Each record below should appear again exactly as written.

# # # #

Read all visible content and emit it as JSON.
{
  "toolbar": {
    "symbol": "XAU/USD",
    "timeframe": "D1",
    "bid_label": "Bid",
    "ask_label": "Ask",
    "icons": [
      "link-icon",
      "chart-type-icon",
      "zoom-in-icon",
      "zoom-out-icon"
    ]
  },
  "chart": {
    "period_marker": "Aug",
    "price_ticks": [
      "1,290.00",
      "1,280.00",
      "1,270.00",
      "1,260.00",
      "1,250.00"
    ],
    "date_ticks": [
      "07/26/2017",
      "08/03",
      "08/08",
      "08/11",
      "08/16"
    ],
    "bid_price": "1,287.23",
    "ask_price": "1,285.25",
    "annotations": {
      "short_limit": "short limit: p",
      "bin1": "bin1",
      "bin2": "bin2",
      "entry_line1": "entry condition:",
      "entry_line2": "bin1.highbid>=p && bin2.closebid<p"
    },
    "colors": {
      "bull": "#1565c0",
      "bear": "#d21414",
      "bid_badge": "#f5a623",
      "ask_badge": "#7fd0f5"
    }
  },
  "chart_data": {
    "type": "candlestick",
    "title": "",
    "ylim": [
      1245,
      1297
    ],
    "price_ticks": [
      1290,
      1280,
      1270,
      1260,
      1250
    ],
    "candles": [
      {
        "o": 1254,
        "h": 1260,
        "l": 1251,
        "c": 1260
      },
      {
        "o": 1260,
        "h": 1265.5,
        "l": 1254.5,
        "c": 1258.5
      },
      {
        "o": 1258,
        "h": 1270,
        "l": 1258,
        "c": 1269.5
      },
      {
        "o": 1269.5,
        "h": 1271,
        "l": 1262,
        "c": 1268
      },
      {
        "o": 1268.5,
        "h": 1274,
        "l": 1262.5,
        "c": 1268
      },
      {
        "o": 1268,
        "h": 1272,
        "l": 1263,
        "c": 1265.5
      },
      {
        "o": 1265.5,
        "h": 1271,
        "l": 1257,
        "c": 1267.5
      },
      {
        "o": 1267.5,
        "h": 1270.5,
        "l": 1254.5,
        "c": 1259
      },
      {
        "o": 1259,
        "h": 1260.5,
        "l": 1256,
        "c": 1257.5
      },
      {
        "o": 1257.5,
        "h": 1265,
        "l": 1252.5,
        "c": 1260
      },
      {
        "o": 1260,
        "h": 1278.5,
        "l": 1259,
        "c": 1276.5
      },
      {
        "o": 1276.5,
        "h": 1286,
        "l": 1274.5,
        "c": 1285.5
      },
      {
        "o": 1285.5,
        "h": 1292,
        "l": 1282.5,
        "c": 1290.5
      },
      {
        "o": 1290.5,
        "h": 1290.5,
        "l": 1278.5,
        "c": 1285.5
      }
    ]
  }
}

# # # #

Expected output ▸
Read all visible content and emit it as JSON.
{
  "toolbar": {
    "symbol": "XAU/USD",
    "timeframe": "D1",
    "bid_label": "Bid",
    "ask_label": "Ask",
    "icons": [
      "link-icon",
      "chart-type-icon",
      "zoom-in-icon",
      "zoom-out-icon"
    ]
  },
  "chart": {
    "period_marker": "Aug",
    "price_ticks": [
      "1,290.00",
      "1,280.00",
      "1,270.00",
      "1,260.00",
      "1,250.00"
    ],
    "date_ticks": [
      "07/26/2017",
      "08/03",
      "08/08",
      "08/11",
      "08/16"
    ],
    "bid_price": "1,287.23",
    "ask_price": "1,285.25",
    "annotations": {
      "short_limit": "short limit: p",
      "bin1": "bin1",
      "bin2": "bin2",
      "entry_line1": "entry condition:",
      "entry_line2": "bin1.highbid>=p && bin2.closebid<p"
    },
    "colors": {
      "bull": "#1565c0",
      "bear": "#d21414",
      "bid_badge": "#f5a623",
      "ask_badge": "#7fd0f5"
    }
  },
  "chart_data": {
    "type": "candlestick",
    "title": "",
    "ylim": [
      1245,
      1297
    ],
    "price_ticks": [
      1290,
      1280,
      1270,
      1260,
      1250
    ],
    "candles": [
      {
        "o": 1254,
        "h": 1260,
        "l": 1251,
        "c": 1260
      },
      {
        "o": 1260,
        "h": 1265.5,
        "l": 1254.5,
        "c": 1258.5
      },
      {
        "o": 1258,
        "h": 1270,
        "l": 1258,
        "c": 1269.5
      },
      {
        "o": 1269.5,
        "h": 1271,
        "l": 1262,
        "c": 1268
      },
      {
        "o": 1268.5,
        "h": 1274,
        "l": 1262.5,
        "c": 1268
      },
      {
        "o": 1268,
        "h": 1272,
        "l": 1263,
        "c": 1265.5
      },
      {
        "o": 1265.5,
        "h": 1271,
        "l": 1257,
        "c": 1267.5
      },
      {
        "o": 1267.5,
        "h": 1270.5,
        "l": 1254.5,
        "c": 1259
      },
      {
        "o": 1259,
        "h": 1260.5,
        "l": 1256,
        "c": 1257.5
      },
      {
        "o": 1257.5,
        "h": 1265,
        "l": 1252.5,
        "c": 1260
      },
      {
        "o": 1260,
        "h": 1278.5,
        "l": 1259,
        "c": 1276.5
      },
      {
        "o": 1276.5,
        "h": 1286,
        "l": 1274.5,
        "c": 1285.5
      },
      {
        "o": 1285.5,
        "h": 1292,
        "l": 1282.5,
        "c": 1290.5
      },
      {
        "o": 1290.5,
        "h": 1290.5,
        "l": 1278.5,
        "c": 1285.5
      }
    ]
  }
}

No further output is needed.